SET PROBLEM>
Repeat the listing below from its first line through the line containing "step-item: 2. Set", keeping both of those lines.

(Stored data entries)
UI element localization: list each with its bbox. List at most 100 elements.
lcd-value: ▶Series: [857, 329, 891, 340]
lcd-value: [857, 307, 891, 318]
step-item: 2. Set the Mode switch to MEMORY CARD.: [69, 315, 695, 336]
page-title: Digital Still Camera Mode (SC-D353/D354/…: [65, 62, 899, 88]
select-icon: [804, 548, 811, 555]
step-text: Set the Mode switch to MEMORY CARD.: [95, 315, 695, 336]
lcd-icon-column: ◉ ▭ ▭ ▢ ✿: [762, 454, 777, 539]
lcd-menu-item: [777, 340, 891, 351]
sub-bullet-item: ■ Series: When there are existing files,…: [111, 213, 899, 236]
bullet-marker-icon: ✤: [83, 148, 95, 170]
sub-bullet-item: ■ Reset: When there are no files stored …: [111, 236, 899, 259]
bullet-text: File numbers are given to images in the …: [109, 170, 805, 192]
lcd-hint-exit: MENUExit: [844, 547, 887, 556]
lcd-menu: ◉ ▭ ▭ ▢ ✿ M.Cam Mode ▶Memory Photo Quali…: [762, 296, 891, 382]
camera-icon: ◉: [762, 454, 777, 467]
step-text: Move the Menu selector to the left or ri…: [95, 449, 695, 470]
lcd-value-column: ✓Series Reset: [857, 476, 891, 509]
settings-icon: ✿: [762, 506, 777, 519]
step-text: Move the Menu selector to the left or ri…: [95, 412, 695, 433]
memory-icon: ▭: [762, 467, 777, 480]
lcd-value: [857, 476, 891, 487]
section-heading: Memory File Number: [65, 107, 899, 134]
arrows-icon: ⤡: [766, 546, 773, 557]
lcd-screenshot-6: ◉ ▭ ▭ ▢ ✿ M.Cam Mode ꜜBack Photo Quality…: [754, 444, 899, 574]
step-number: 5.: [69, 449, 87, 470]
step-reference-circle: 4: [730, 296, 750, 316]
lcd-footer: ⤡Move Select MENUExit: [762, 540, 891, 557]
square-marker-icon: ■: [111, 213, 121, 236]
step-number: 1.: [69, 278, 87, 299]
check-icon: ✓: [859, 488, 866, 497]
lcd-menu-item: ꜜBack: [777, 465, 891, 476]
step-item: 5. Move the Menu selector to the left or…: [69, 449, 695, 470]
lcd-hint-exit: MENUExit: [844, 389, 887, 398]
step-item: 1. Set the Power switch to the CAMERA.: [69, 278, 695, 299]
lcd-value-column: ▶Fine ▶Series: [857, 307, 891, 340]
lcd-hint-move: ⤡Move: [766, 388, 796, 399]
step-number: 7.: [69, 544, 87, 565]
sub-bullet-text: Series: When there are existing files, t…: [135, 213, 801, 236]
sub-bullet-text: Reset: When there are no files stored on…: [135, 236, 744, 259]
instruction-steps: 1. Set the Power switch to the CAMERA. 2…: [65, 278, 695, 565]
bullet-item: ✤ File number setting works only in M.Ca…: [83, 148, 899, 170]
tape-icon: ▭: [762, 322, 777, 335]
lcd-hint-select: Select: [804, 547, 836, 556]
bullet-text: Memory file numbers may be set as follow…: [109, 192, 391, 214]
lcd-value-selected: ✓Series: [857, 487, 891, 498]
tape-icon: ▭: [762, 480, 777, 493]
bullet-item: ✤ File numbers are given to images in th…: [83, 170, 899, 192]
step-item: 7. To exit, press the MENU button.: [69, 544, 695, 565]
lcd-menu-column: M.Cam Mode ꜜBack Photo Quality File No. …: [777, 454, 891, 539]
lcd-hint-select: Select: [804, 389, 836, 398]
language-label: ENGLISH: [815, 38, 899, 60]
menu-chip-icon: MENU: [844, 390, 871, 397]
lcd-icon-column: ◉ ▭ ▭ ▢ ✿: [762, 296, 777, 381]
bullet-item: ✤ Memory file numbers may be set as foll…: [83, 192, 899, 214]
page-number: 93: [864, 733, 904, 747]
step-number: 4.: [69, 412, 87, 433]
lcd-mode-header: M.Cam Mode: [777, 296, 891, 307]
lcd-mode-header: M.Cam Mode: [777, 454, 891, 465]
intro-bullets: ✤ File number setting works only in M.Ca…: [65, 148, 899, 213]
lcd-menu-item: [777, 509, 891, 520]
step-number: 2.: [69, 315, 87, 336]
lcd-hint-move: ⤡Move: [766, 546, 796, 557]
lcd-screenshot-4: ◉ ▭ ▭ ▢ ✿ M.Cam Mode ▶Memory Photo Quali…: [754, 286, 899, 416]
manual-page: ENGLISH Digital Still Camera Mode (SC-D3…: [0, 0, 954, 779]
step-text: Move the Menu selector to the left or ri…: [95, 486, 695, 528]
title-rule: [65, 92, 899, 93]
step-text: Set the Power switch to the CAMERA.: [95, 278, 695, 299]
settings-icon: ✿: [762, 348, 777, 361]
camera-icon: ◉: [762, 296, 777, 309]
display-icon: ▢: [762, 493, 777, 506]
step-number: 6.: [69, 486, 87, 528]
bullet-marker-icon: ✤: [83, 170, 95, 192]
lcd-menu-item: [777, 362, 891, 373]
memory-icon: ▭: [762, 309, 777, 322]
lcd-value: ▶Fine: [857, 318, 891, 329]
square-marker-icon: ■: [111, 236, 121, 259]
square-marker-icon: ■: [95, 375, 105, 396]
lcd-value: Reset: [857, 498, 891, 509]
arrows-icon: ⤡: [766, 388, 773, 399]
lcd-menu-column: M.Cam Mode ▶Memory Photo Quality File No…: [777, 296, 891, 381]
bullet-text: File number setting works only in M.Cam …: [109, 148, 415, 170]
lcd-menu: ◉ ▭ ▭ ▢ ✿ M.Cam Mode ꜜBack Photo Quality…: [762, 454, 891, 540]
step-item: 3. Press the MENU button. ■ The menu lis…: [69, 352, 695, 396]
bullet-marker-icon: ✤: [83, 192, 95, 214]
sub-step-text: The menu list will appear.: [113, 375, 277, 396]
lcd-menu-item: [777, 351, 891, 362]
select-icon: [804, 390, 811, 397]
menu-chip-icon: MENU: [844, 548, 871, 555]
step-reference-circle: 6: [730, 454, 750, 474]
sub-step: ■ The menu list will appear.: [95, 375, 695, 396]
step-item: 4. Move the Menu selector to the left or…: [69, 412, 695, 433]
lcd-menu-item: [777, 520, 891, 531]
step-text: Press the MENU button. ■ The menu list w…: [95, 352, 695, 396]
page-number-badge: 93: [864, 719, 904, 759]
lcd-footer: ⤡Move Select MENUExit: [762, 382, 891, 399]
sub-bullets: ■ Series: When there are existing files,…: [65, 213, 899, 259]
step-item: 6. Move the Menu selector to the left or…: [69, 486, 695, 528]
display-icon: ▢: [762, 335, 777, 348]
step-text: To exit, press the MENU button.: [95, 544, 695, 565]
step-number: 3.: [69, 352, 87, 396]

TASK RESULT>
UI element localization: list each with its bbox. List at most 100 elements.
lcd-value: ▶Series: [857, 329, 891, 340]
lcd-value: [857, 307, 891, 318]
step-item: 2. Set the Mode switch to MEMORY CARD.: [69, 315, 695, 336]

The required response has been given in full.